Exclude the pictures, then repeat the remaining data exactly.
## start Information provided
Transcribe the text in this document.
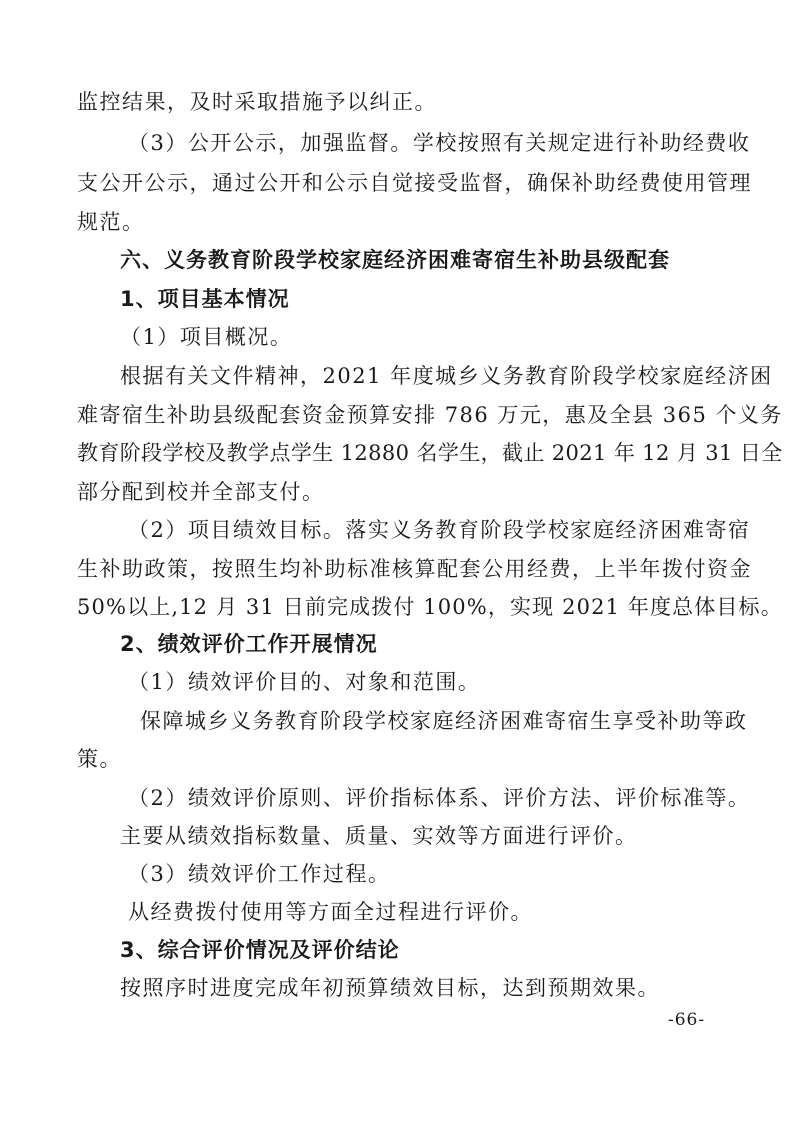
监控结果，及时采取措施予以纠正。
（3）公开公示，加强监督。学校按照有关规定进行补助经费收
支公开公示，通过公开和公示自觉接受监督，确保补助经费使用管理
规范。
六、义务教育阶段学校家庭经济困难寄宿生补助县级配套
1、项目基本情况
（1）项目概况。
根据有关文件精神，2021 年度城乡义务教育阶段学校家庭经济困
难寄宿生补助县级配套资金预算安排 786 万元，惠及全县 365 个义务
教育阶段学校及教学点学生 12880 名学生，截止 2021 年 12 月 31 日全
部分配到校并全部支付。
（2）项目绩效目标。落实义务教育阶段学校家庭经济困难寄宿
生补助政策，按照生均补助标准核算配套公用经费，上半年拨付资金
50%以上,12 月 31 日前完成拨付 100%，实现 2021 年度总体目标。
2、绩效评价工作开展情况
（1）绩效评价目的、对象和范围。
保障城乡义务教育阶段学校家庭经济困难寄宿生享受补助等政
策。
（2）绩效评价原则、评价指标体系、评价方法、评价标准等。
主要从绩效指标数量、质量、实效等方面进行评价。
（3）绩效评价工作过程。
从经费拨付使用等方面全过程进行评价。
3、综合评价情况及评价结论
按照序时进度完成年初预算绩效目标，达到预期效果。
-66-
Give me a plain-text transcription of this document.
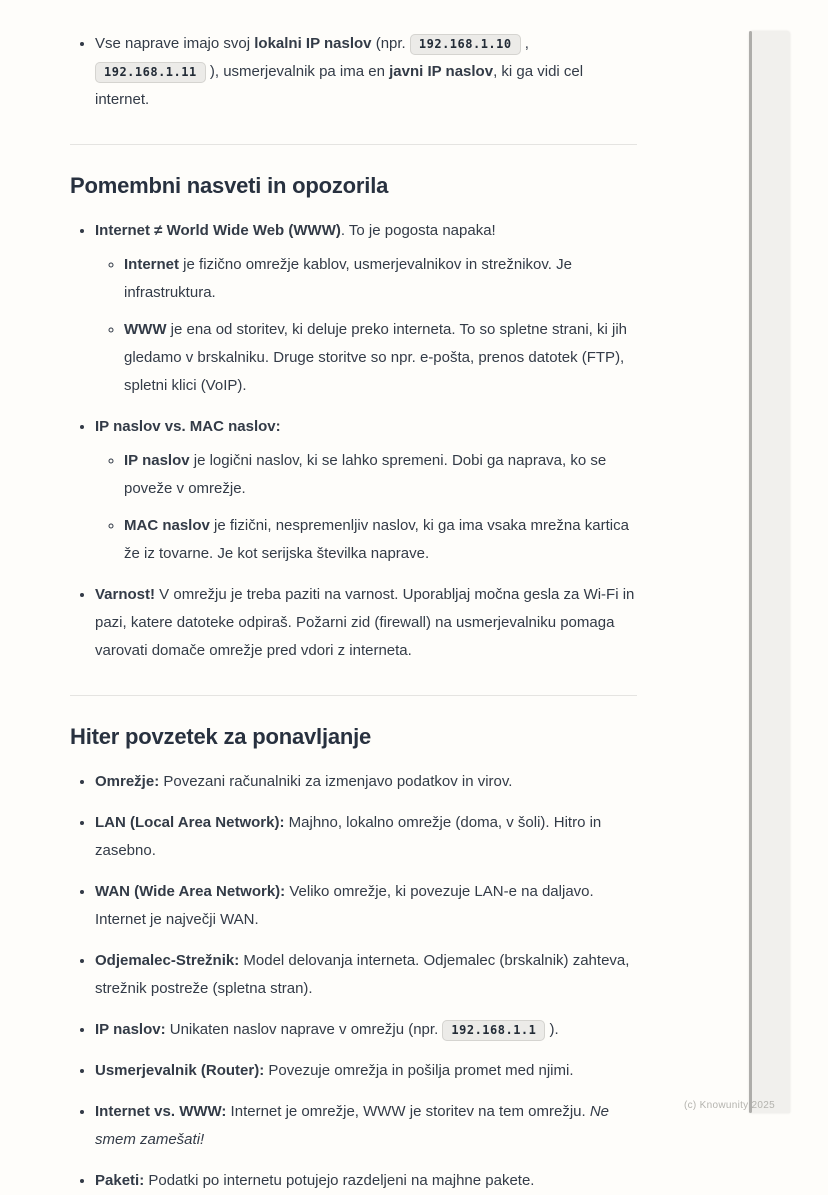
• Vse naprave imajo svoj lokalni IP naslov (npr. 192.168.1.10 , 192.168.1.11 ), usmerjevalnik pa ima en javni IP naslov, ki ga vidi cel internet.
Pomembni nasveti in opozorila
• Internet ≠ World Wide Web (WWW). To je pogosta napaka!
◦ Internet je fizično omrežje kablov, usmerjevalnikov in strežnikov. Je infrastruktura.
◦ WWW je ena od storitev, ki deluje preko interneta. To so spletne strani, ki jih gledamo v brskalniku. Druge storitve so npr. e-pošta, prenos datotek (FTP), spletni klici (VoIP).
• IP naslov vs. MAC naslov:
◦ IP naslov je logični naslov, ki se lahko spremeni. Dobi ga naprava, ko se poveže v omrežje.
◦ MAC naslov je fizični, nespremenljiv naslov, ki ga ima vsaka mrežna kartica že iz tovarne. Je kot serijska številka naprave.
• Varnost! V omrežju je treba paziti na varnost. Uporabljaj močna gesla za Wi-Fi in pazi, katere datoteke odpiraš. Požarni zid (firewall) na usmerjevalniku pomaga varovati domače omrežje pred vdori z interneta.
Hiter povzetek za ponavljanje
• Omrežje: Povezani računalniki za izmenjavo podatkov in virov.
• LAN (Local Area Network): Majhno, lokalno omrežje (doma, v šoli). Hitro in zasebno.
• WAN (Wide Area Network): Veliko omrežje, ki povezuje LAN-e na daljavo. Internet je največji WAN.
• Odjemalec-Strežnik: Model delovanja interneta. Odjemalec (brskalnik) zahteva, strežnik postreže (spletna stran).
• IP naslov: Unikaten naslov naprave v omrežju (npr. 192.168.1.1 ).
• Usmerjevalnik (Router): Povezuje omrežja in pošilja promet med njimi.
• Internet vs. WWW: Internet je omrežje, WWW je storitev na tem omrežju. Ne smem zamešati!
• Paketi: Podatki po internetu potujejo razdeljeni na majhne pakete.
(c) Knowunity 2025
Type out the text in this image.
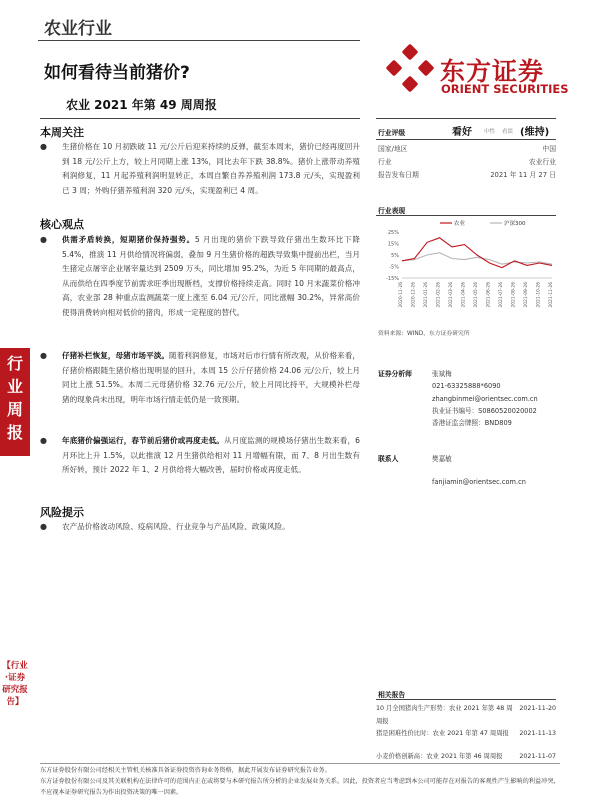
农业行业
如何看待当前猪价?
农业 2021 年第 49 周周报
本周关注
● 生猪价格在 10 月初跌破 11 元/公斤后迎来持续的反弹，截至本周末，猪价已经再度回升到 18 元/公斤上方，较上月同期上涨 13%，同比去年下跌 38.8%。猪价上涨带动养殖利润修复，11 月起养殖利润明显转正，本周自繁自养养殖利润 173.8 元/头，实现盈利已 3 周；外购仔猪养殖利润 320 元/头，实现盈利已 4 周。
核心观点
● 供需矛盾转换，短期猪价保持强势。5 月出现的猪价下跌导致仔猪出生数环比下降 5.4%，推演 11 月供给情况将偏弱，叠加 9 月生猪价格的超跌导致集中提前出栏，当月生猪定点屠宰企业屠宰量达到 2509 万头，同比增加 95.2%，为近 5 年同期的最高点，从而供给在四季度节前需求旺季出现断档，支撑价格持续走高。同时 10 月末蔬菜价格冲高，农业部 28 种重点监测蔬菜一度上涨至 6.04 元/公斤，同比涨幅 30.2%，异常高价使得消费转向相对低价的猪肉，形成一定程度的替代。
● 仔猪补栏恢复，母猪市场平淡。随着利润修复，市场对后市行情有所改观，从价格来看，仔猪价格跟随生猪价格出现明显的回升，本周 15 公斤仔猪价格 24.06 元/公斤，较上月同比上涨 51.5%。本周二元母猪价格 32.76 元/公斤，较上月同比持平，大规模补栏母猪的现象尚未出现，明年市场行情走低仍是一致预期。
● 年底猪价偏强运行，春节前后猪价或再度走低。从月度监测的规模场仔猪出生数来看，6 月环比上升 1.5%，以此推演 12 月生猪供给相对 11 月增幅有限，而 7、8 月出生数有所好转，预计 2022 年 1、2 月供给将大幅改善，届时价格或再度走低。
风险提示
● 农产品价格波动风险、疫病风险、行业竞争与产品风险、政策风险。
行业周报
【行业·证券研究报告】
东方证券
ORIENT SECURITIES
行业评级	看好 中性 看淡 (维持)
国家/地区	中国
行业	农业行业
报告发布日期	2021 年 11 月 27 日
行业表现
25%
15%
5%
-5%
-15%
农业	沪深300
2020-11-26 2020-12-26 2021-01-26 2021-02-26 2021-03-26 2021-04-26 2021-05-26 2021-06-26 2021-07-26 2021-08-26 2021-09-26 2021-10-26 2021-11-26
资料来源：WIND，东方证券研究所
证券分析师	张斌梅
021-63325888*6090
zhangbinmei@orientsec.com.cn
执业证书编号：S0860520020002
香港证监会牌照：BND809
联系人	樊嘉敏
fanjiamin@orientsec.com.cn
相关报告
10 月全国猪肉生产形势：农业 2021 年第 48 周周报
2021-11-20
猪是困难性价比时：农业 2021 年第 47 周周报 2021-11-13
小麦价格创新高：农业 2021 年第 46 周周报	2021-11-07
东方证券股份有限公司经相关主管机关核准具备证券投资咨询业务资格，据此开展发布证券研究报告业务。
东方证券股份有限公司及其关联机构在法律许可的范围内正在或将要与本研究报告所分析的企业发展业务关系。因此，投资者应当考虑到本公司可能存在对报告的客观性产生影响的利益冲突，不应视本证券研究报告为作出投资决策的唯一因素。
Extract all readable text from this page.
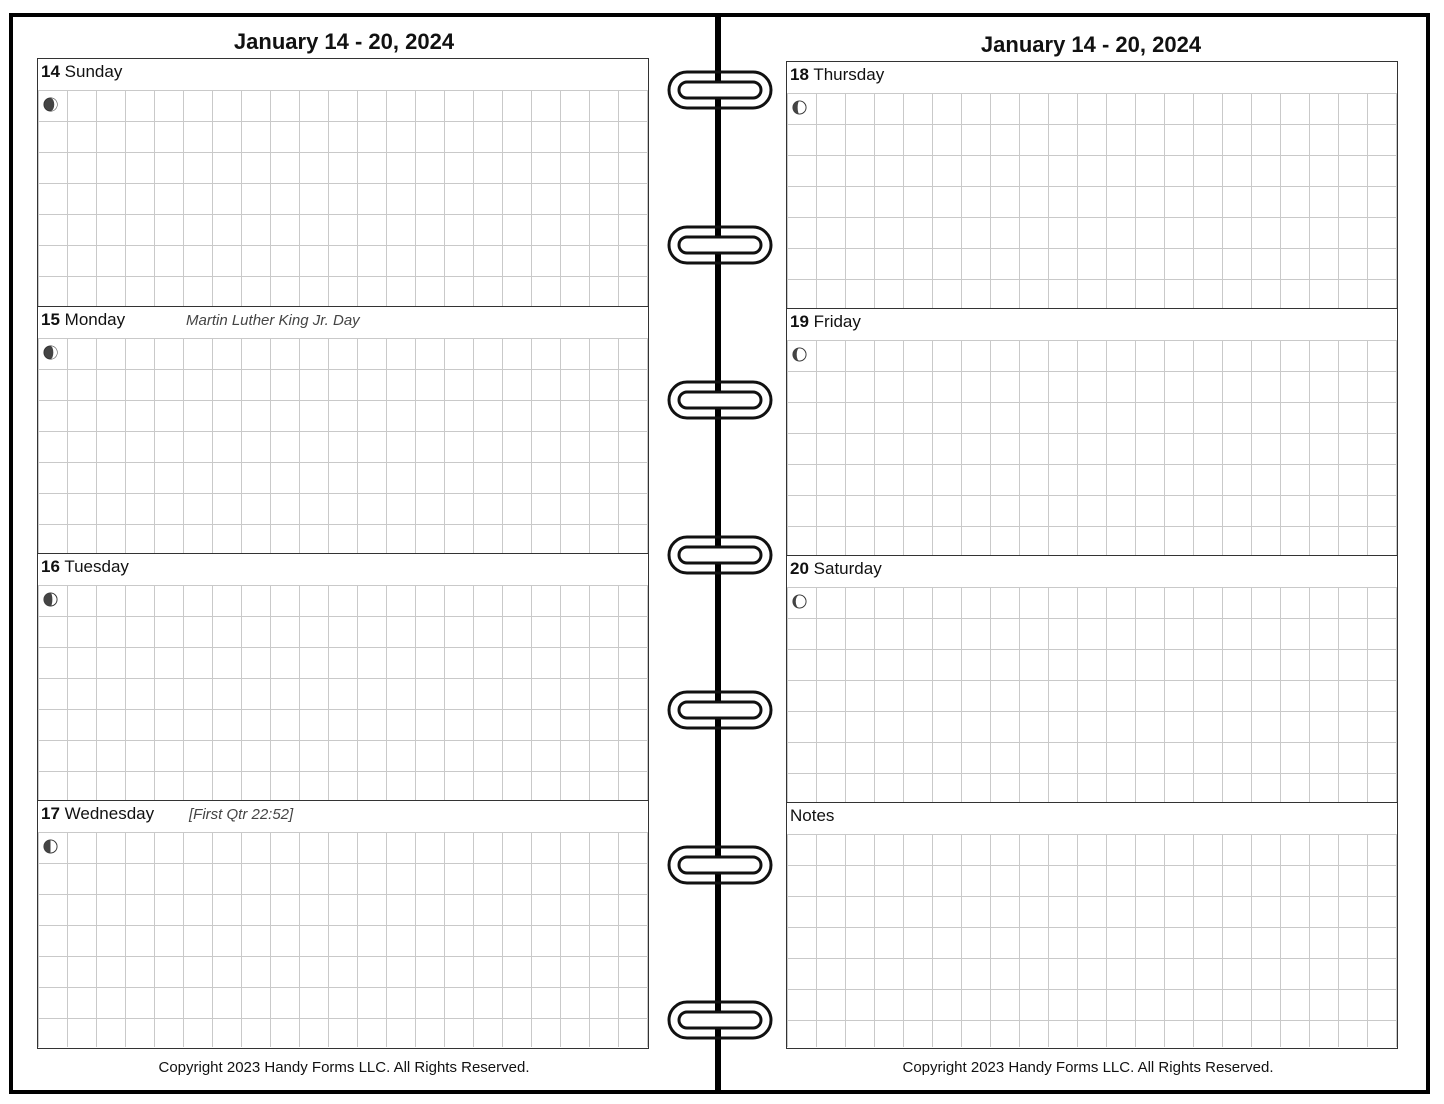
January 14 - 20, 2024
14 Sunday
15 Monday	Martin Luther King Jr. Day
16 Tuesday
17 Wednesday [First Qtr 22:52]
Copyright 2023 Handy Forms LLC. All Rights Reserved.
January 14 - 20, 2024
18 Thursday
19 Friday
20 Saturday
Notes
Copyright 2023 Handy Forms LLC. All Rights Reserved.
## end Information provided
Answer for this exercise:
Transcribe the text in this document.
监控结果，及时采取措施予以纠正。
（3）公开公示，加强监督。学校按照有关规定进行补助经费收
支公开公示，通过公开和公示自觉接受监督，确保补助经费使用管理
规范。
六、义务教育阶段学校家庭经济困难寄宿生补助县级配套
1、项目基本情况
（1）项目概况。
根据有关文件精神，2021 年度城乡义务教育阶段学校家庭经济困
难寄宿生补助县级配套资金预算安排 786 万元，惠及全县 365 个义务
教育阶段学校及教学点学生 12880 名学生，截止 2021 年 12 月 31 日全
部分配到校并全部支付。
（2）项目绩效目标。落实义务教育阶段学校家庭经济困难寄宿
生补助政策，按照生均补助标准核算配套公用经费，上半年拨付资金
50%以上,12 月 31 日前完成拨付 100%，实现 2021 年度总体目标。
2、绩效评价工作开展情况
（1）绩效评价目的、对象和范围。
保障城乡义务教育阶段学校家庭经济困难寄宿生享受补助等政
策。
（2）绩效评价原则、评价指标体系、评价方法、评价标准等。
主要从绩效指标数量、质量、实效等方面进行评价。
（3）绩效评价工作过程。
从经费拨付使用等方面全过程进行评价。
3、综合评价情况及评价结论
按照序时进度完成年初预算绩效目标，达到预期效果。
-66-
Give me a plain-text transcription of this document.
• Vse naprave imajo svoj lokalni IP naslov (npr. 192.168.1.10 , 192.168.1.11 ), usmerjevalnik pa ima en javni IP naslov, ki ga vidi cel internet.
Pomembni nasveti in opozorila
• Internet ≠ World Wide Web (WWW). To je pogosta napaka!
◦ Internet je fizično omrežje kablov, usmerjevalnikov in strežnikov. Je infrastruktura.
◦ WWW je ena od storitev, ki deluje preko interneta. To so spletne strani, ki jih gledamo v brskalniku. Druge storitve so npr. e-pošta, prenos datotek (FTP), spletni klici (VoIP).
• IP naslov vs. MAC naslov:
◦ IP naslov je logični naslov, ki se lahko spremeni. Dobi ga naprava, ko se poveže v omrežje.
◦ MAC naslov je fizični, nespremenljiv naslov, ki ga ima vsaka mrežna kartica že iz tovarne. Je kot serijska številka naprave.
• Varnost! V omrežju je treba paziti na varnost. Uporabljaj močna gesla za Wi-Fi in pazi, katere datoteke odpiraš. Požarni zid (firewall) na usmerjevalniku pomaga varovati domače omrežje pred vdori z interneta.
Hiter povzetek za ponavljanje
• Omrežje: Povezani računalniki za izmenjavo podatkov in virov.
• LAN (Local Area Network): Majhno, lokalno omrežje (doma, v šoli). Hitro in zasebno.
• WAN (Wide Area Network): Veliko omrežje, ki povezuje LAN-e na daljavo. Internet je največji WAN.
• Odjemalec-Strežnik: Model delovanja interneta. Odjemalec (brskalnik) zahteva, strežnik postreže (spletna stran).
• IP naslov: Unikaten naslov naprave v omrežju (npr. 192.168.1.1 ).
• Usmerjevalnik (Router): Povezuje omrežja in pošilja promet med njimi.
• Internet vs. WWW: Internet je omrežje, WWW je storitev na tem omrežju. Ne smem zamešati!
• Paketi: Podatki po internetu potujejo razdeljeni na majhne pakete.
(c) Knowunity 2025
Type out the text in this image.
农业行业
如何看待当前猪价?
农业 2021 年第 49 周周报
本周关注
● 生猪价格在 10 月初跌破 11 元/公斤后迎来持续的反弹，截至本周末，猪价已经再度回升到 18 元/公斤上方，较上月同期上涨 13%，同比去年下跌 38.8%。猪价上涨带动养殖利润修复，11 月起养殖利润明显转正，本周自繁自养养殖利润 173.8 元/头，实现盈利已 3 周；外购仔猪养殖利润 320 元/头，实现盈利已 4 周。
核心观点
● 供需矛盾转换，短期猪价保持强势。5 月出现的猪价下跌导致仔猪出生数环比下降 5.4%，推演 11 月供给情况将偏弱，叠加 9 月生猪价格的超跌导致集中提前出栏，当月生猪定点屠宰企业屠宰量达到 2509 万头，同比增加 95.2%，为近 5 年同期的最高点，从而供给在四季度节前需求旺季出现断档，支撑价格持续走高。同时 10 月末蔬菜价格冲高，农业部 28 种重点监测蔬菜一度上涨至 6.04 元/公斤，同比涨幅 30.2%，异常高价使得消费转向相对低价的猪肉，形成一定程度的替代。
● 仔猪补栏恢复，母猪市场平淡。随着利润修复，市场对后市行情有所改观，从价格来看，仔猪价格跟随生猪价格出现明显的回升，本周 15 公斤仔猪价格 24.06 元/公斤，较上月同比上涨 51.5%。本周二元母猪价格 32.76 元/公斤，较上月同比持平，大规模补栏母猪的现象尚未出现，明年市场行情走低仍是一致预期。
● 年底猪价偏强运行，春节前后猪价或再度走低。从月度监测的规模场仔猪出生数来看，6 月环比上升 1.5%，以此推演 12 月生猪供给相对 11 月增幅有限，而 7、8 月出生数有所好转，预计 2022 年 1、2 月供给将大幅改善，届时价格或再度走低。
风险提示
● 农产品价格波动风险、疫病风险、行业竞争与产品风险、政策风险。
行业周报
【行业·证券研究报告】
东方证券
ORIENT SECURITIES
行业评级	看好 中性 看淡 (维持)
国家/地区	中国
行业	农业行业
报告发布日期	2021 年 11 月 27 日
行业表现
25%
15%
5%
-5%
-15%
农业	沪深300
2020-11-26 2020-12-26 2021-01-26 2021-02-26 2021-03-26 2021-04-26 2021-05-26 2021-06-26 2021-07-26 2021-08-26 2021-09-26 2021-10-26 2021-11-26
资料来源：WIND，东方证券研究所
证券分析师	张斌梅
021-63325888*6090
zhangbinmei@orientsec.com.cn
执业证书编号：S0860520020002
香港证监会牌照：BND809
联系人	樊嘉敏
fanjiamin@orientsec.com.cn
相关报告
10 月全国猪肉生产形势：农业 2021 年第 48 周周报
2021-11-20
猪是困难性价比时：农业 2021 年第 47 周周报 2021-11-13
小麦价格创新高：农业 2021 年第 46 周周报	2021-11-07
东方证券股份有限公司经相关主管机关核准具备证券投资咨询业务资格，据此开展发布证券研究报告业务。
东方证券股份有限公司及其关联机构在法律许可的范围内正在或将要与本研究报告所分析的企业发展业务关系。因此，投资者应当考虑到本公司可能存在对报告的客观性产生影响的利益冲突，不应视本证券研究报告为作出投资决策的唯一因素。
Extract all readable text from this page.
January 14 - 20, 2024
14 Sunday
15 Monday	Martin Luther King Jr. Day
16 Tuesday
17 Wednesday [First Qtr 22:52]
Copyright 2023 Handy Forms LLC. All Rights Reserved.
January 14 - 20, 2024
18 Thursday
19 Friday
20 Saturday
Notes
Copyright 2023 Handy Forms LLC. All Rights Reserved.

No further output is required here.